Using the entries that follow, count the lines containing the word "croit" and give that number by itself.

((

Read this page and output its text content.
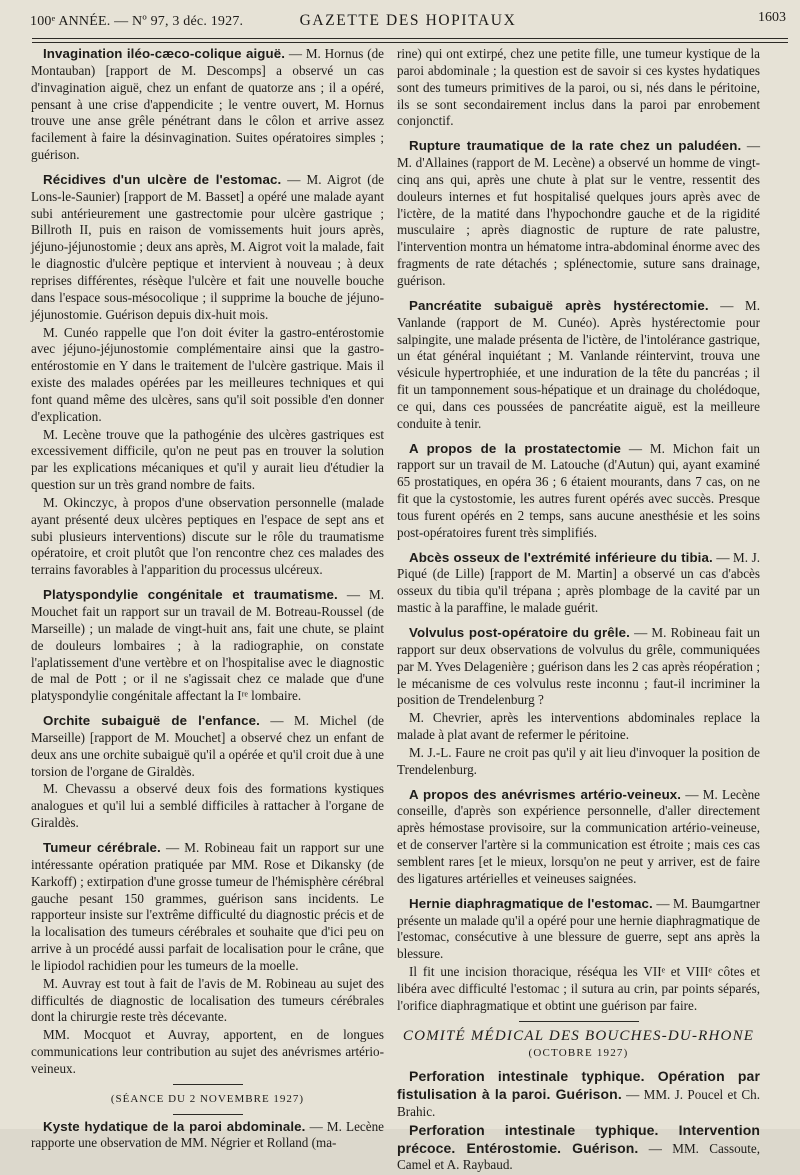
100ᵉ ANNÉE. — Nº 97, 3 déc. 1927.	GAZETTE DES HOPITAUX	1603

Invagination iléo-cæco-colique aiguë. — M. Hornus (de Montauban) [rapport de M. Descomps] a observé un cas d'invagination aiguë, chez un enfant de quatorze ans ; il a opéré, pensant à une crise d'appendicite ; le ventre ouvert, M. Hornus trouve une anse grêle pénétrant dans le côlon et arrive assez facilement à faire la désinvagination. Suites opératoires simples ; guérison.

Récidives d'un ulcère de l'estomac. — M. Aigrot (de Lons-le-Saunier) [rapport de M. Basset] a opéré une malade ayant subi antérieurement une gastrectomie pour ulcère gastrique ; Billroth II, puis en raison de vomissements huit jours après, jéjuno-jéjunostomie ; deux ans après, M. Aigrot voit la malade, fait le diagnostic d'ulcère peptique et intervient à nouveau ; à deux reprises différentes, résèque l'ulcère et fait une nouvelle bouche dans l'espace sous-mésocolique ; il supprime la bouche de jéjuno-jéjunostomie. Guérison depuis dix-huit mois.

M. Cunéo rappelle que l'on doit éviter la gastro-entérostomie avec jéjuno-jéjunostomie complémentaire ainsi que la gastro-entérostomie en Y dans le traitement de l'ulcère gastrique. Mais il existe des malades opérées par les meilleures techniques et qui font quand même des ulcères, sans qu'il soit possible d'en donner d'explication.

M. Lecène trouve que la pathogénie des ulcères gastriques est excessivement difficile, qu'on ne peut pas en trouver la solution par les explications mécaniques et qu'il y aurait lieu d'étudier la question sur un très grand nombre de faits.

M. Okinczyc, à propos d'une observation personnelle (malade ayant présenté deux ulcères peptiques en l'espace de sept ans et subi plusieurs interventions) discute sur le rôle du traumatisme opératoire, et croit plutôt que l'on rencontre chez ces malades des terrains favorables à l'apparition du processus ulcéreux.

Platyspondylie congénitale et traumatisme. — M. Mouchet fait un rapport sur un travail de M. Botreau-Roussel (de Marseille) ; un malade de vingt-huit ans, fait une chute, se plaint de douleurs lombaires ; à la radiographie, on constate l'aplatissement d'une vertèbre et on l'hospitalise avec le diagnostic de mal de Pott ; or il ne s'agissait chez ce malade que d'une platyspondylie congénitale affectant la Iʳᵉ lombaire.

Orchite subaiguë de l'enfance. — M. Michel (de Marseille) [rapport de M. Mouchet] a observé chez un enfant de deux ans une orchite subaiguë qu'il a opérée et qu'il croit due à une torsion de l'organe de Giraldès.

M. Chevassu a observé deux fois des formations kystiques analogues et qu'il lui a semblé difficiles à rattacher à l'organe de Giraldès.

Tumeur cérébrale. — M. Robineau fait un rapport sur une intéressante opération pratiquée par MM. Rose et Dikansky (de Karkoff) ; extirpation d'une grosse tumeur de l'hémisphère cérébral gauche pesant 150 grammes, guérison sans incidents. Le rapporteur insiste sur l'extrême difficulté du diagnostic précis et de la localisation des tumeurs cérébrales et souhaite que d'ici peu on arrive à un procédé aussi parfait de localisation pour le crâne, que le lipiodol rachidien pour les tumeurs de la moelle.

M. Auvray est tout à fait de l'avis de M. Robineau au sujet des difficultés de diagnostic de localisation des tumeurs cérébrales dont la chirurgie reste très décevante.

MM. Mocquot et Auvray, apportent, en de longues communications leur contribution au sujet des anévrismes artério-veineux.

(SÉANCE DU 2 NOVEMBRE 1927)

Kyste hydatique de la paroi abdominale. — M. Lecène rapporte une observation de MM. Négrier et Rolland (ma-

rine) qui ont extirpé, chez une petite fille, une tumeur kystique de la paroi abdominale ; la question est de savoir si ces kystes hydatiques sont des tumeurs primitives de la paroi, ou si, nés dans le péritoine, ils se sont secondairement inclus dans la paroi par enrobement conjonctif.

Rupture traumatique de la rate chez un paludéen. — M. d'Allaines (rapport de M. Lecène) a observé un homme de vingt-cinq ans qui, après une chute à plat sur le ventre, ressentit des douleurs internes et fut hospitalisé quelques jours après avec de l'ictère, de la matité dans l'hypochondre gauche et de la rigidité musculaire ; après diagnostic de rupture de rate palustre, l'intervention montra un hématome intra-abdominal énorme avec des fragments de rate détachés ; splénectomie, suture sans drainage, guérison.

Pancréatite subaiguë après hystérectomie. — M. Vanlande (rapport de M. Cunéo). Après hystérectomie pour salpingite, une malade présenta de l'ictère, de l'intolérance gastrique, un état général inquiétant ; M. Vanlande réintervint, trouva une vésicule hypertrophiée, et une induration de la tête du pancréas ; il fit un tamponnement sous-hépatique et un drainage du cholédoque, ce qui, dans ces poussées de pancréatite aiguë, est la meilleure conduite à tenir.

A propos de la prostatectomie — M. Michon fait un rapport sur un travail de M. Latouche (d'Autun) qui, ayant examiné 65 prostatiques, en opéra 36 ; 6 étaient mourants, dans 7 cas, on ne fit que la cystostomie, les autres furent opérés avec succès. Presque tous furent opérés en 2 temps, sans aucune anesthésie et les soins post-opératoires furent très simplifiés.

Abcès osseux de l'extrémité inférieure du tibia. — M. J. Piqué (de Lille) [rapport de M. Martin] a observé un cas d'abcès osseux du tibia qu'il trépana ; après plombage de la cavité par un mastic à la paraffine, le malade guérit.

Volvulus post-opératoire du grêle. — M. Robineau fait un rapport sur deux observations de volvulus du grêle, communiquées par M. Yves Delagenière ; guérison dans les 2 cas après réopération ; le mécanisme de ces volvulus reste inconnu ; faut-il incriminer la position de Trendelenburg ?

M. Chevrier, après les interventions abdominales replace la malade à plat avant de refermer le péritoine.

M. J.-L. Faure ne croit pas qu'il y ait lieu d'invoquer la position de Trendelenburg.

A propos des anévrismes artério-veineux. — M. Lecène conseille, d'après son expérience personnelle, d'aller directement après hémostase provisoire, sur la communication artério-veineuse, et de conserver l'artère si la communication est étroite ; mais ces cas semblent rares [et le mieux, lorsqu'on ne peut y arriver, est de faire des ligatures artérielles et veineuses saignées.

Hernie diaphragmatique de l'estomac. — M. Baumgartner présente un malade qu'il a opéré pour une hernie diaphragmatique de l'estomac, consécutive à une blessure de guerre, sept ans après la blessure.

Il fit une incision thoracique, réséqua les VIIᵉ et VIIIᵉ côtes et libéra avec difficulté l'estomac ; il sutura au crin, par points séparés, l'orifice diaphragmatique et obtint une guérison par faire.

COMITÉ MÉDICAL DES BOUCHES-DU-RHONE

(OCTOBRE 1927)

Perforation intestinale typhique. Opération par fistulisation à la paroi. Guérison. — MM. J. Poucel et Ch. Brahic.

Perforation intestinale typhique. Intervention précoce. Entérostomie. Guérison. — MM. Cassoute, Camel et A. Raybaud.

))

[EXPECTED OUTPUT] 3